## WORK TO COMPLETE
Collect every row below that contains the string "stats", copying each one in full. Treat case as significant when matching.
═════ ENTRIES SUPPLIED ═════
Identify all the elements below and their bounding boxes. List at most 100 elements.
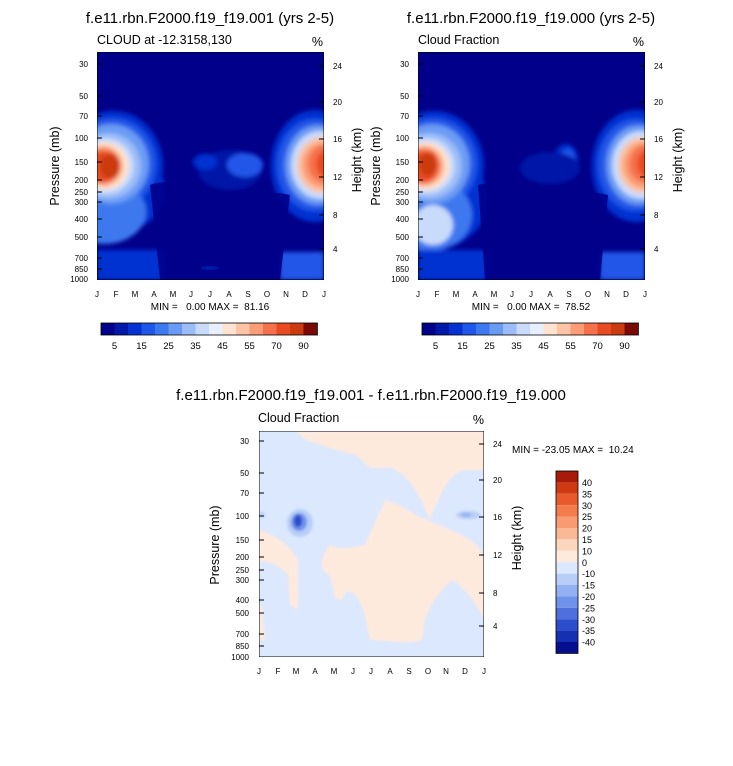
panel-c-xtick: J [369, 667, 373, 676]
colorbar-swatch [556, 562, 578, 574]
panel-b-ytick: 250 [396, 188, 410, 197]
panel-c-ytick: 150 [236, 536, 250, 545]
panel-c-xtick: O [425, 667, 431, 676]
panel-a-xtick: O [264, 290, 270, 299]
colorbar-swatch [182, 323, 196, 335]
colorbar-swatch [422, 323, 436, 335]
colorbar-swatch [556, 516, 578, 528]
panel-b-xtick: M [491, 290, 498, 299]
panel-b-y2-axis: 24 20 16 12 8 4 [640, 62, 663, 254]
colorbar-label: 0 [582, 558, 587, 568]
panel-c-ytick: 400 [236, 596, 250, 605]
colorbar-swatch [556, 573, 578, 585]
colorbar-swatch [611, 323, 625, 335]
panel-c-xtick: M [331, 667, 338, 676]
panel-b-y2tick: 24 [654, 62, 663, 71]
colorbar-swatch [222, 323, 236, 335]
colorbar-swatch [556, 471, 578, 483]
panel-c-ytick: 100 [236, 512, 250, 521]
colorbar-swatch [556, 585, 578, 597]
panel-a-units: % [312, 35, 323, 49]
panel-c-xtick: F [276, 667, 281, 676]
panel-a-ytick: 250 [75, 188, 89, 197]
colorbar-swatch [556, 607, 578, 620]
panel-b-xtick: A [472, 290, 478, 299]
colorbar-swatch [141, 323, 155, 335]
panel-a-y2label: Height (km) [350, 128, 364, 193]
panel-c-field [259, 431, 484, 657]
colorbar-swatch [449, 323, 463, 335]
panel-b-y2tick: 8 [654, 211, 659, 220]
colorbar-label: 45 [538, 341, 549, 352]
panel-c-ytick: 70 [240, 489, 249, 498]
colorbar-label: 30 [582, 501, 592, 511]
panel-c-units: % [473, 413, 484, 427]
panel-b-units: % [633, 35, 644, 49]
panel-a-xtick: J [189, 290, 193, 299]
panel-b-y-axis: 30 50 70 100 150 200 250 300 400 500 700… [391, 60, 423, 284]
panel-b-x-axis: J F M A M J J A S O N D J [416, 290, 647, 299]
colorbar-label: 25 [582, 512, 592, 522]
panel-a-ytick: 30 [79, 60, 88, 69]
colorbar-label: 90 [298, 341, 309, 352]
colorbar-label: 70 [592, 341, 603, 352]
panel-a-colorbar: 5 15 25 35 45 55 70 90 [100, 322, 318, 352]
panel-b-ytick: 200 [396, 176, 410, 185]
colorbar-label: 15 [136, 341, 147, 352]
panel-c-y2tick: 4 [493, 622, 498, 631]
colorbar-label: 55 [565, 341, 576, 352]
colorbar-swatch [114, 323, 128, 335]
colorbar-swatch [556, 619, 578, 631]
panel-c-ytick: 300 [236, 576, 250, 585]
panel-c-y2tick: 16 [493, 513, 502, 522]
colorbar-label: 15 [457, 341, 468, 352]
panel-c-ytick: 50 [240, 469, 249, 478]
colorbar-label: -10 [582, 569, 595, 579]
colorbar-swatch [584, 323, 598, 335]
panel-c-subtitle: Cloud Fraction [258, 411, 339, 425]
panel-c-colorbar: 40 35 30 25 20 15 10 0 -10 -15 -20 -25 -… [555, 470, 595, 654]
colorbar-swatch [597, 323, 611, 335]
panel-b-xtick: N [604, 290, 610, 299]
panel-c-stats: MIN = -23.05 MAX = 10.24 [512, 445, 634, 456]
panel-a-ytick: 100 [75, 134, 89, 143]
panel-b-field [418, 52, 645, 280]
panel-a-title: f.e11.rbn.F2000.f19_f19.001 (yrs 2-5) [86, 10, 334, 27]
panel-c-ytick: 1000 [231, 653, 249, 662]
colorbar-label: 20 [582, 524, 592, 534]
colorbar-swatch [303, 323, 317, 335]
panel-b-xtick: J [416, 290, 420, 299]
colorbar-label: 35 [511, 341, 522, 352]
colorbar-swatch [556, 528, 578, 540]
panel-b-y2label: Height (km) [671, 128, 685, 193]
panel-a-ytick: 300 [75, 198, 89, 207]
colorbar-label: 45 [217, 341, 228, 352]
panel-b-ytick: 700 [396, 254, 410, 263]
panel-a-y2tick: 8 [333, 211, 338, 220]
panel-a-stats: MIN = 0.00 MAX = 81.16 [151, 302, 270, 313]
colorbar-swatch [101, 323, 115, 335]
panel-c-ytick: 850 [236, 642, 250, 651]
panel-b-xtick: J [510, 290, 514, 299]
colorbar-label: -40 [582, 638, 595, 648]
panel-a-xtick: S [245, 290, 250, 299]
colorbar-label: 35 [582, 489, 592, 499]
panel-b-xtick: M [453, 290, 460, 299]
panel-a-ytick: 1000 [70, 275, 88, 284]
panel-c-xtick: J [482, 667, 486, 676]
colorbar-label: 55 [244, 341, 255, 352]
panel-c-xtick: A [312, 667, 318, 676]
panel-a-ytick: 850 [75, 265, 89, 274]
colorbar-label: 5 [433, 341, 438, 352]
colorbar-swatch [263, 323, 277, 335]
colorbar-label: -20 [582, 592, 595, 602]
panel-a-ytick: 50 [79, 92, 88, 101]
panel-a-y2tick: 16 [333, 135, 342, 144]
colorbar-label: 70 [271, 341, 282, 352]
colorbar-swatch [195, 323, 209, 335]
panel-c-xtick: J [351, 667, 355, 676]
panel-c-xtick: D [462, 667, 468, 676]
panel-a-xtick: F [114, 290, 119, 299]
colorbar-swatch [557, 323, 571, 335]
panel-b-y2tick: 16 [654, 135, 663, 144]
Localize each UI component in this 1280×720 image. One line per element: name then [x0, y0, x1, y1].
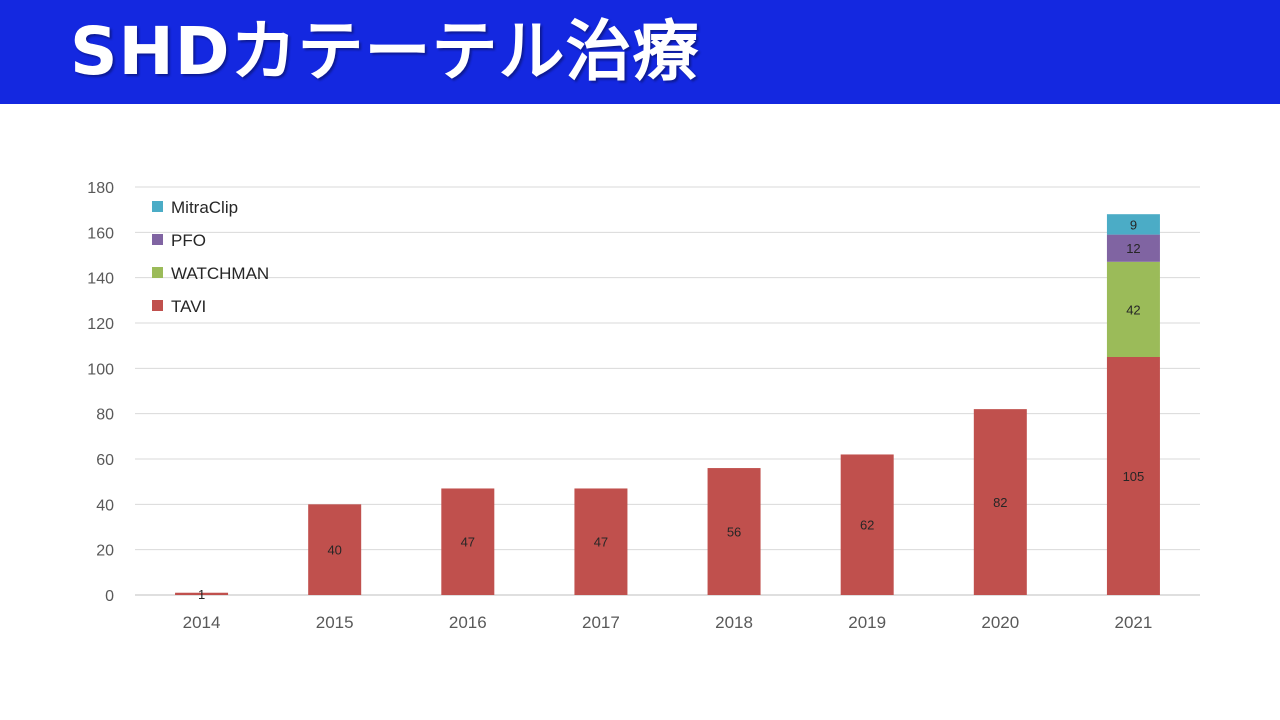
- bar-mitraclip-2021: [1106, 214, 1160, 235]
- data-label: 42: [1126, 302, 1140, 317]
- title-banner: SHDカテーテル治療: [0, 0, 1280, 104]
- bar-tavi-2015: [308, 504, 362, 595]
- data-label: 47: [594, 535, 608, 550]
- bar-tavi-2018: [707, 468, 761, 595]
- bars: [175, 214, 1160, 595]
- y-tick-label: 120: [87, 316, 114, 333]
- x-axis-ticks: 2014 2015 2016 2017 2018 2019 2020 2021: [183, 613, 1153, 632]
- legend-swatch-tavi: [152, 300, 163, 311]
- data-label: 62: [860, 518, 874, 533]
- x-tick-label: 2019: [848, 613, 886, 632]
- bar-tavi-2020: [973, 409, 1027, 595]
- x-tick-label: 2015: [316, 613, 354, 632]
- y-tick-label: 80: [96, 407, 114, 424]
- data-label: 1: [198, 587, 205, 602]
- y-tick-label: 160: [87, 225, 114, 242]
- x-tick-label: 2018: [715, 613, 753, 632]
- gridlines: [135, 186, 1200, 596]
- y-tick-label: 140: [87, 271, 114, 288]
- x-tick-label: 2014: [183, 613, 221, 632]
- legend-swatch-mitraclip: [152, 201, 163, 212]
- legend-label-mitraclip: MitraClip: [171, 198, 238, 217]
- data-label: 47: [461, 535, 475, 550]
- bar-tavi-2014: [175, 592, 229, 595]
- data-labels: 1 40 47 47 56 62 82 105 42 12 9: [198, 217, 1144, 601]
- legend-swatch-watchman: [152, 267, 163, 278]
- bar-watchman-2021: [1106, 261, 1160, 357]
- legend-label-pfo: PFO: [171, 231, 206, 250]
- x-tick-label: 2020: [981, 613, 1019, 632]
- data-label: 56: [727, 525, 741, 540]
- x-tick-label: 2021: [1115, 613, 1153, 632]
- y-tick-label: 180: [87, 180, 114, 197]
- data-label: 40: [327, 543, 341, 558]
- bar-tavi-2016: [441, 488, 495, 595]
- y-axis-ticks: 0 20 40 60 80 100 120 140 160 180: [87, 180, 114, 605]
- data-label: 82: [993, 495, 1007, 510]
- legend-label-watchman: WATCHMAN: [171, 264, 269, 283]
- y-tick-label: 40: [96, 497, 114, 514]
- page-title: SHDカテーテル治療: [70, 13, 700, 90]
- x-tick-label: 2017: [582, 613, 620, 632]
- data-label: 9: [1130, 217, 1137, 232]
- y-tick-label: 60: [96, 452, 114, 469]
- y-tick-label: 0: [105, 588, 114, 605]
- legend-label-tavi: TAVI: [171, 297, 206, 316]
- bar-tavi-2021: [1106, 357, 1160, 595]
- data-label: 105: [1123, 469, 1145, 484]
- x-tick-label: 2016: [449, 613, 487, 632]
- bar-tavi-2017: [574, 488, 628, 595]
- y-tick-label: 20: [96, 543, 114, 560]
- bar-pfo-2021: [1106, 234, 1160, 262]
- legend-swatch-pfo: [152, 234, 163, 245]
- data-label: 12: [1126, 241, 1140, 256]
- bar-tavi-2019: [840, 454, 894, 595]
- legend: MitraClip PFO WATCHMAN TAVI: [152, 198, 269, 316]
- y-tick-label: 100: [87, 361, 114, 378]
═════
## OUTPUT BELOW
panel-c-stats: MIN = -23.05 MAX = 10.24 [512, 445, 634, 456]
panel-a-stats: MIN = 0.00 MAX = 81.16 [151, 302, 270, 313]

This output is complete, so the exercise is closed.